# start of Given records

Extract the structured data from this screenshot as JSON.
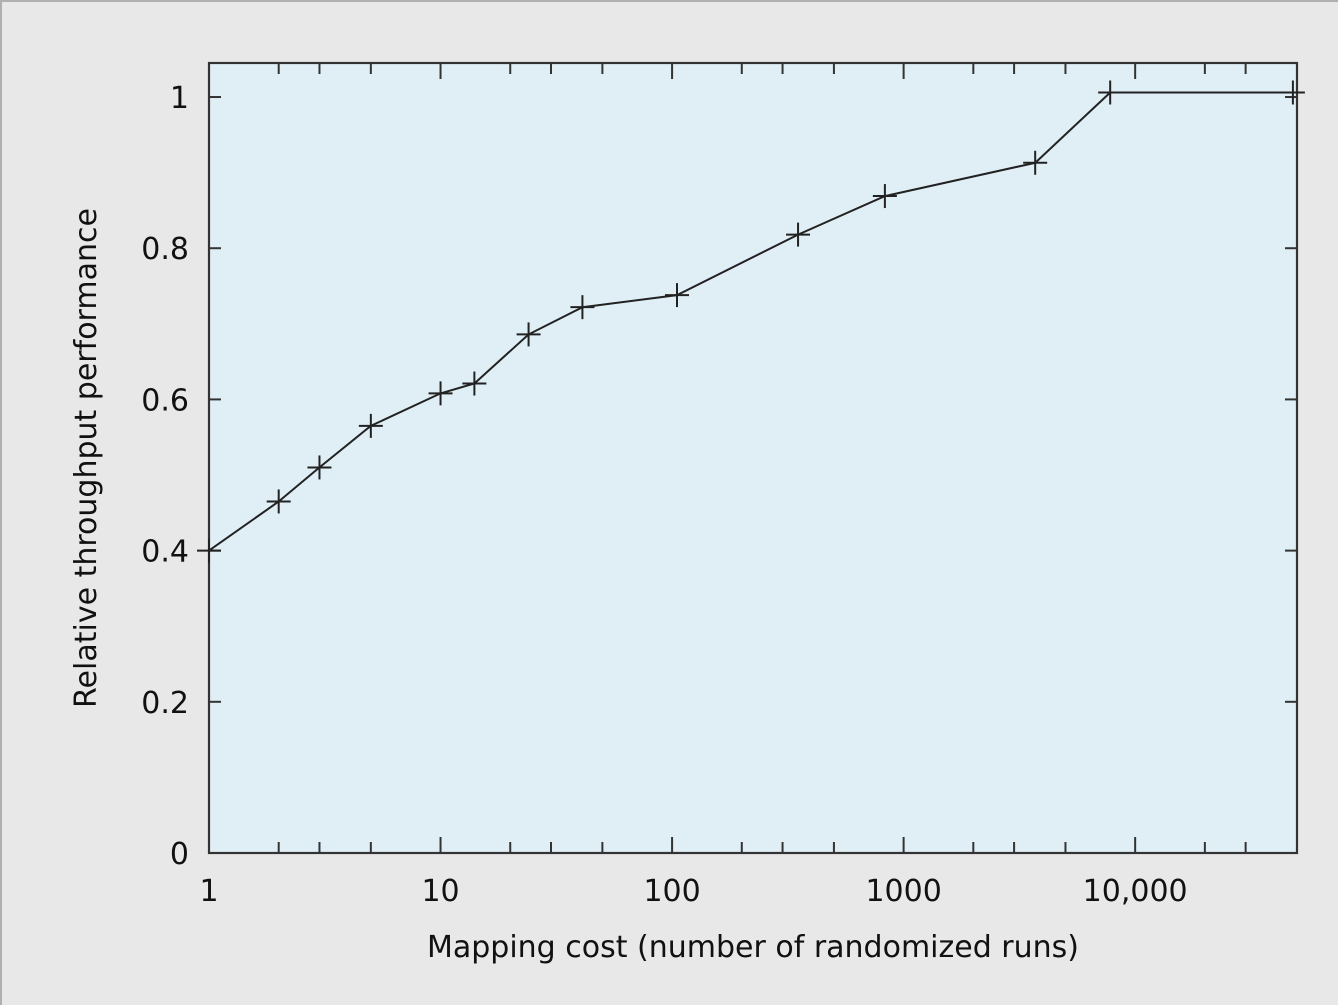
{
  "chart_data": {
    "type": "line",
    "title": "",
    "xlabel": "Mapping cost (number of randomized runs)",
    "ylabel": "Relative throughput performance",
    "x_scale": "log",
    "xlim": [
      1,
      50000
    ],
    "ylim": [
      0,
      1.045
    ],
    "x_ticks": [
      {
        "value": 1,
        "label": "1"
      },
      {
        "value": 10,
        "label": "10"
      },
      {
        "value": 100,
        "label": "100"
      },
      {
        "value": 1000,
        "label": "1000"
      },
      {
        "value": 10000,
        "label": "10,000"
      }
    ],
    "y_ticks": [
      {
        "value": 0,
        "label": "0"
      },
      {
        "value": 0.2,
        "label": "0.2"
      },
      {
        "value": 0.4,
        "label": "0.4"
      },
      {
        "value": 0.6,
        "label": "0.6"
      },
      {
        "value": 0.8,
        "label": "0.8"
      },
      {
        "value": 1,
        "label": "1"
      }
    ],
    "grid": false,
    "marker": "plus",
    "series": [
      {
        "x": [
          1,
          2,
          3,
          5,
          10,
          14,
          24,
          41,
          105,
          350,
          830,
          3700,
          7800,
          48000
        ],
        "y": [
          0.4,
          0.465,
          0.51,
          0.565,
          0.608,
          0.621,
          0.686,
          0.722,
          0.738,
          0.818,
          0.869,
          0.913,
          1.006,
          1.006
        ]
      }
    ],
    "colors": {
      "plot_background": "#e0eff6",
      "line": "#222222",
      "page_background": "#e8e8e8"
    }
  }
}
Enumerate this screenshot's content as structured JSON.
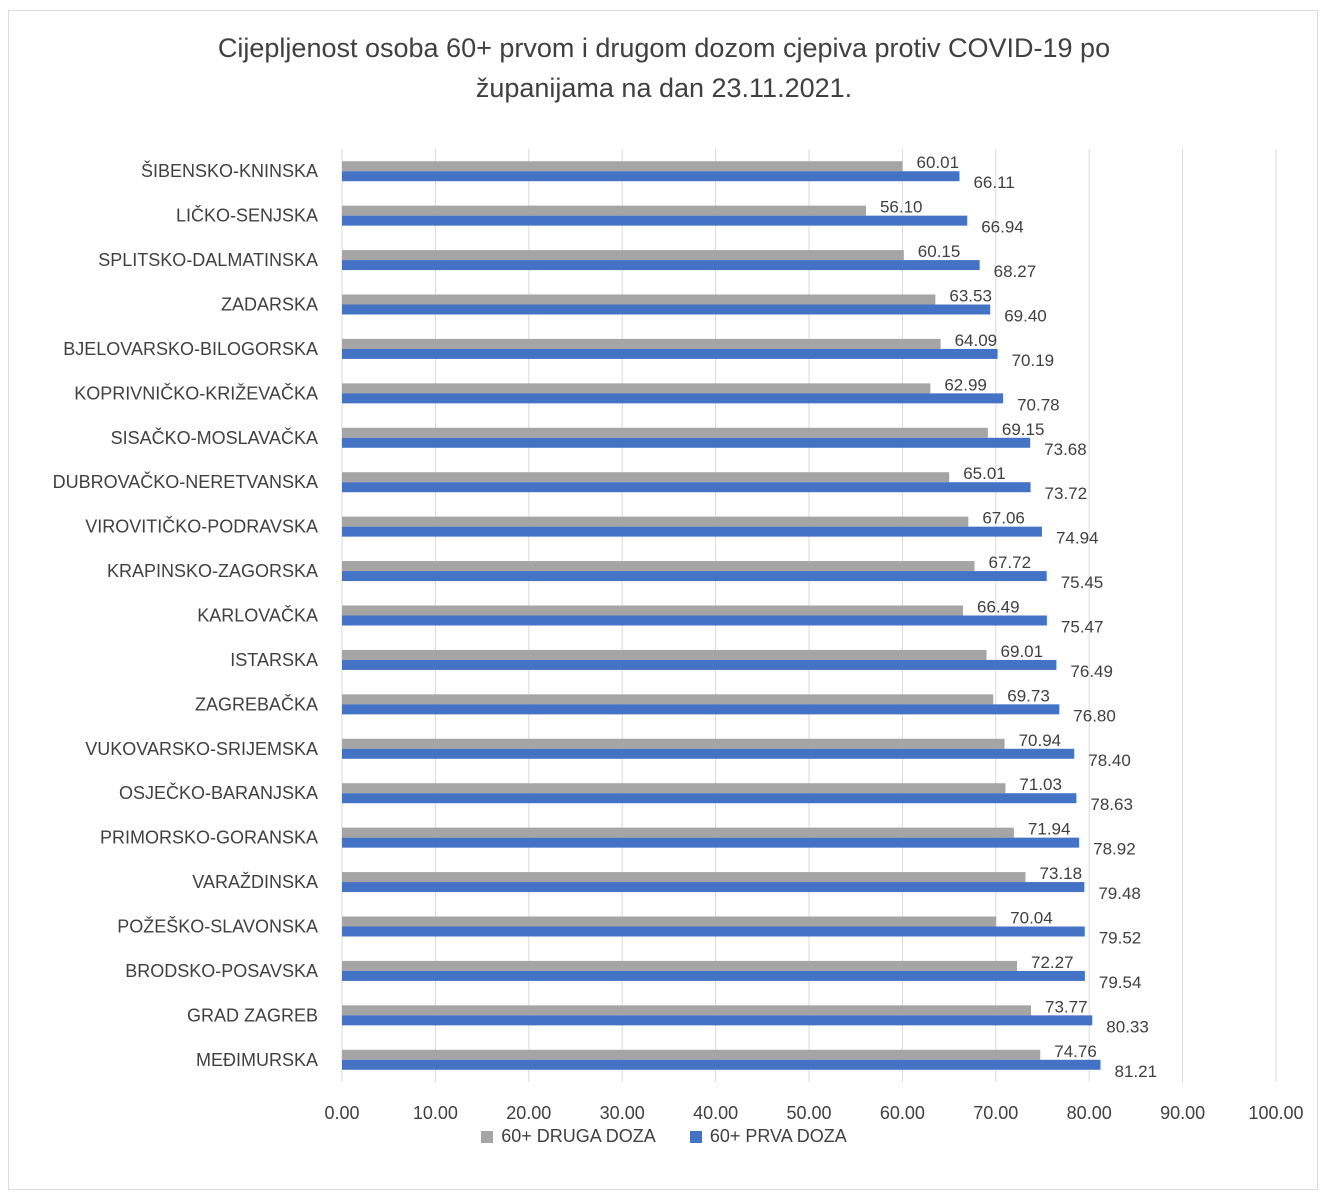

# end of Given records

- [What this task involves]
Return only the number of lines in the data that contain "screenshot".

- [Result for this task]
2